A block of data:
▬▬▬▬▬▬▬▬▬▬
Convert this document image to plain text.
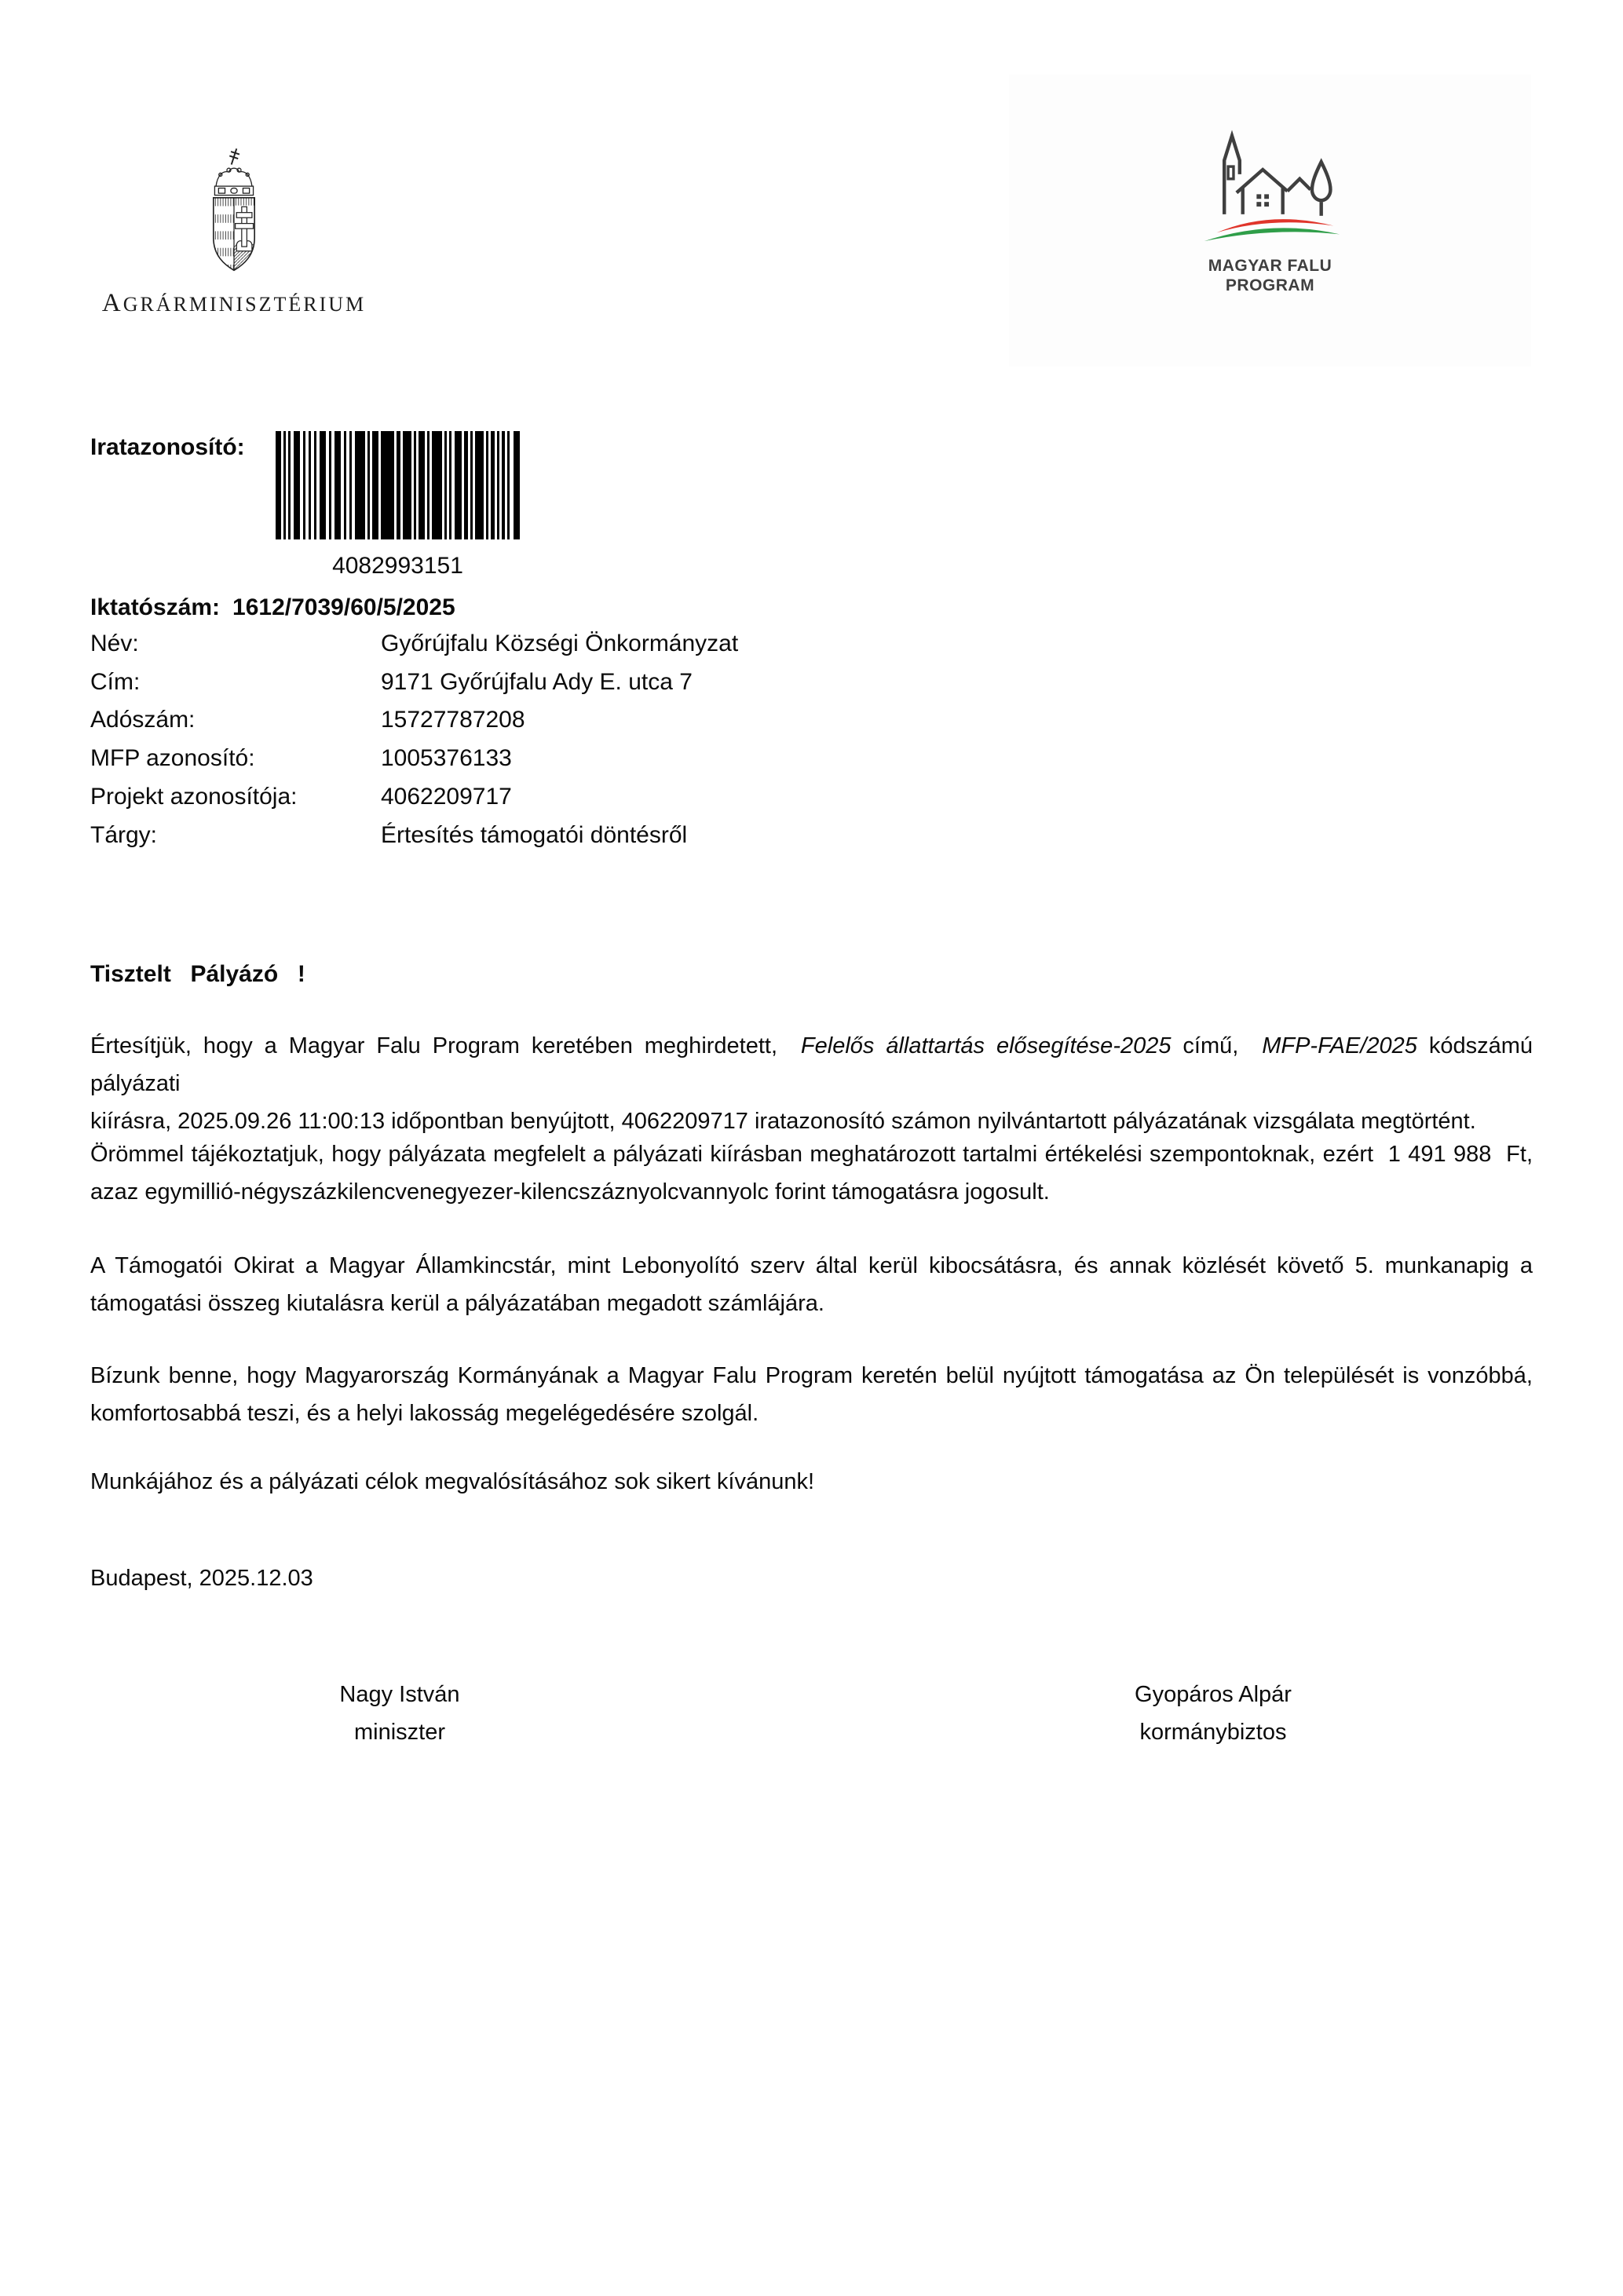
AGRÁRMINISZTÉRIUM
MAGYAR FALU
PROGRAM
Iratazonosító:
4082993151
Iktatószám: 1612/7039/60/5/2025
Név:	Győrújfalu Községi Önkormányzat
Cím:	9171 Győrújfalu Ady E. utca 7
Adószám:	15727787208
MFP azonosító:	1005376133
Projekt azonosítója:	4062209717
Tárgy:	Értesítés támogatói döntésről
Tisztelt  Pályázó  !
Értesítjük, hogy a Magyar Falu Program keretében meghirdetett,  Felelős állattartás elősegítése-2025 című,  MFP-FAE/2025 kódszámú   pályázati
kiírásra, 2025.09.26 11:00:13 időpontban benyújtott, 4062209717 iratazonosító számon nyilvántartott pályázatának vizsgálata megtörtént.
Örömmel tájékoztatjuk, hogy pályázata megfelelt a pályázati kiírásban meghatározott tartalmi értékelési szempontoknak, ezért  1 491 988  Ft,
azaz egymillió-négyszázkilencvenegyezer-kilencszáznyolcvannyolc forint támogatásra jogosult.
A Támogatói Okirat a Magyar Államkincstár, mint Lebonyolító szerv által kerül kibocsátásra, és annak közlését követő 5. munkanapig a
támogatási összeg kiutalásra kerül a pályázatában megadott számlájára.
Bízunk benne, hogy Magyarország Kormányának a Magyar Falu Program keretén belül nyújtott támogatása az Ön települését is vonzóbbá,
komfortosabbá teszi, és a helyi lakosság megelégedésére szolgál.
Munkájához és a pályázati célok megvalósításához sok sikert kívánunk!
Budapest, 2025.12.03
Nagy István
miniszter
Gyopáros Alpár
kormánybiztos
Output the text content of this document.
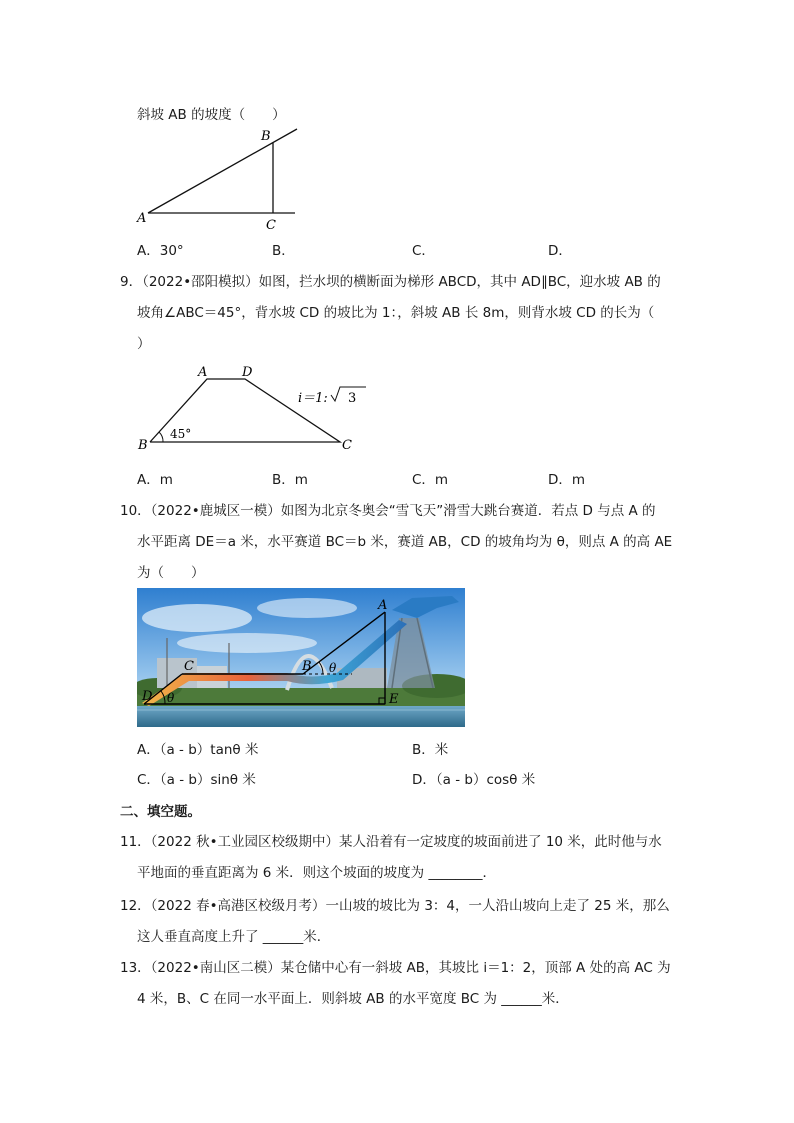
斜坡 AB 的坡度（　　）
A
B
C
A．30°	B．	C．	D．
9．（2022•邵阳模拟）如图，拦水坝的横断面为梯形 ABCD，其中 AD∥BC，迎水坡 AB 的
坡角∠ABC＝45°，背水坡 CD 的坡比为 1：，斜坡 AB 长 8m，则背水坡 CD 的长为（
）
A	D
B	C
45°
i＝1: 3
A．m	B．m	C．m	D．m
10．（2022•鹿城区一模）如图为北京冬奥会“雪飞天”滑雪大跳台赛道．若点 D 与点 A 的
水平距离 DE＝a 米，水平赛道 BC＝b 米，赛道 AB，CD 的坡角均为 θ，则点 A 的高 AE
为（　　）
A
B
C
D	E
θ
θ
A．（a - b）tanθ 米	B．米
C．（a - b）sinθ 米	D．（a - b）cosθ 米
二、填空题。
11．（2022 秋•工业园区校级期中）某人沿着有一定坡度的坡面前进了 10 米，此时他与水
平地面的垂直距离为 6 米．则这个坡面的坡度为 ________．
12．（2022 春•高港区校级月考）一山坡的坡比为 3：4，一人沿山坡向上走了 25 米，那么
这人垂直高度上升了 ______米．
13．（2022•南山区二模）某仓储中心有一斜坡 AB，其坡比 i＝1：2，顶部 A 处的高 AC 为
4 米，B、C 在同一水平面上．则斜坡 AB 的水平宽度 BC 为 ______米．
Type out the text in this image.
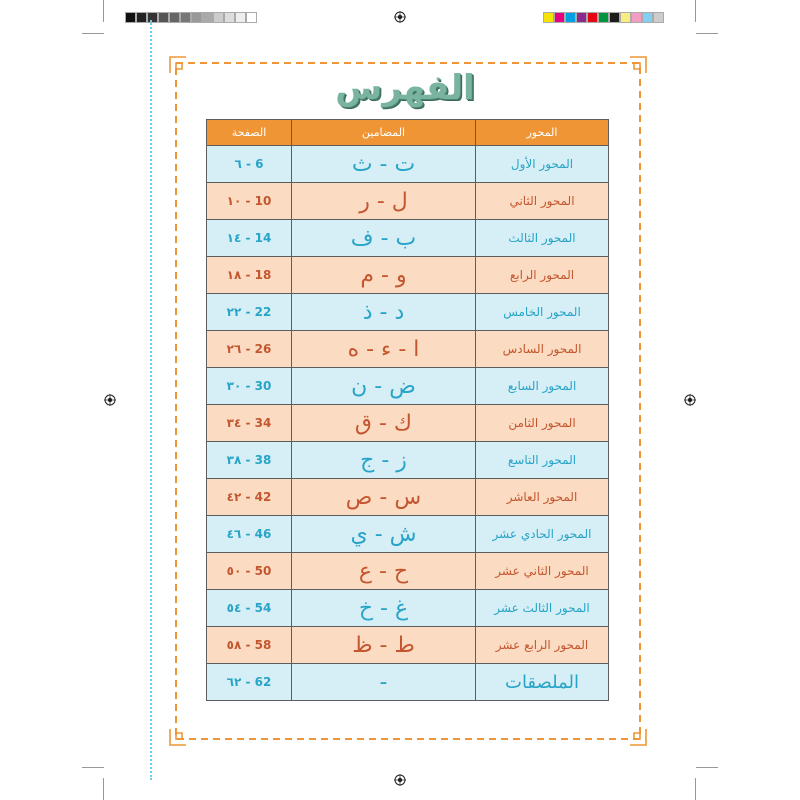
الفهرس
الصفحة	المضامين	المحور
٦ - 6	ت - ث	المحور الأول
١٠ - 10	ل - ر	المحور الثاني
١٤ - 14	ب - ف	المحور الثالث
١٨ - 18	و - م	المحور الرابع
٢٢ - 22	د - ذ	المحور الخامس
٢٦ - 26	ا - ء - ه	المحور السادس
٣٠ - 30	ض - ن	المحور السابع
٣٤ - 34	ك - ق	المحور الثامن
٣٨ - 38	ز - ج	المحور التاسع
٤٢ - 42	س - ص	المحور العاشر
٤٦ - 46	ش - ي	المحور الحادي عشر
٥٠ - 50	ح - ع	المحور الثاني عشر
٥٤ - 54	غ - خ	المحور الثالث عشر
٥٨ - 58	ط - ظ	المحور الرابع عشر
٦٢ - 62	-	الملصقات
▬▬▬▬▬▬▬▬▬▬
Except for the pictures, give all the material above again verbatim.

WORKED ANSWER:
Convert this document image to plain text.
AGRÁRMINISZTÉRIUM
MAGYAR FALU
PROGRAM
Iratazonosító:
4082993151
Iktatószám: 1612/7039/60/5/2025
Név:	Győrújfalu Községi Önkormányzat
Cím:	9171 Győrújfalu Ady E. utca 7
Adószám:	15727787208
MFP azonosító:	1005376133
Projekt azonosítója:	4062209717
Tárgy:	Értesítés támogatói döntésről
Tisztelt  Pályázó  !
Értesítjük, hogy a Magyar Falu Program keretében meghirdetett,  Felelős állattartás elősegítése-2025 című,  MFP-FAE/2025 kódszámú   pályázati
kiírásra, 2025.09.26 11:00:13 időpontban benyújtott, 4062209717 iratazonosító számon nyilvántartott pályázatának vizsgálata megtörtént.
Örömmel tájékoztatjuk, hogy pályázata megfelelt a pályázati kiírásban meghatározott tartalmi értékelési szempontoknak, ezért  1 491 988  Ft,
azaz egymillió-négyszázkilencvenegyezer-kilencszáznyolcvannyolc forint támogatásra jogosult.
A Támogatói Okirat a Magyar Államkincstár, mint Lebonyolító szerv által kerül kibocsátásra, és annak közlését követő 5. munkanapig a
támogatási összeg kiutalásra kerül a pályázatában megadott számlájára.
Bízunk benne, hogy Magyarország Kormányának a Magyar Falu Program keretén belül nyújtott támogatása az Ön települését is vonzóbbá,
komfortosabbá teszi, és a helyi lakosság megelégedésére szolgál.
Munkájához és a pályázati célok megvalósításához sok sikert kívánunk!
Budapest, 2025.12.03
Nagy István
miniszter
Gyopáros Alpár
kormánybiztos
Output the text content of this document.
斜坡 AB 的坡度（　　）
A
B
C
A．30°	B．	C．	D．
9．（2022•邵阳模拟）如图，拦水坝的横断面为梯形 ABCD，其中 AD∥BC，迎水坡 AB 的
坡角∠ABC＝45°，背水坡 CD 的坡比为 1：，斜坡 AB 长 8m，则背水坡 CD 的长为（
）
A	D
B	C
45°
i＝1: 3
A．m	B．m	C．m	D．m
10．（2022•鹿城区一模）如图为北京冬奥会“雪飞天”滑雪大跳台赛道．若点 D 与点 A 的
水平距离 DE＝a 米，水平赛道 BC＝b 米，赛道 AB，CD 的坡角均为 θ，则点 A 的高 AE
为（　　）
A
B
C
D	E
θ
θ
A．（a - b）tanθ 米	B．米
C．（a - b）sinθ 米	D．（a - b）cosθ 米
二、填空题。
11．（2022 秋•工业园区校级期中）某人沿着有一定坡度的坡面前进了 10 米，此时他与水
平地面的垂直距离为 6 米．则这个坡面的坡度为 ________．
12．（2022 春•高港区校级月考）一山坡的坡比为 3：4，一人沿山坡向上走了 25 米，那么
这人垂直高度上升了 ______米．
13．（2022•南山区二模）某仓储中心有一斜坡 AB，其坡比 i＝1：2，顶部 A 处的高 AC 为
4 米，B、C 在同一水平面上．则斜坡 AB 的水平宽度 BC 为 ______米．
Type out the text in this image.
الفهرس
الصفحة	المضامين	المحور
٦ - 6	ت - ث	المحور الأول
١٠ - 10	ل - ر	المحور الثاني
١٤ - 14	ب - ف	المحور الثالث
١٨ - 18	و - م	المحور الرابع
٢٢ - 22	د - ذ	المحور الخامس
٢٦ - 26	ا - ء - ه	المحور السادس
٣٠ - 30	ض - ن	المحور السابع
٣٤ - 34	ك - ق	المحور الثامن
٣٨ - 38	ز - ج	المحور التاسع
٤٢ - 42	س - ص	المحور العاشر
٤٦ - 46	ش - ي	المحور الحادي عشر
٥٠ - 50	ح - ع	المحور الثاني عشر
٥٤ - 54	غ - خ	المحور الثالث عشر
٥٨ - 58	ط - ظ	المحور الرابع عشر
٦٢ - 62	-	الملصقات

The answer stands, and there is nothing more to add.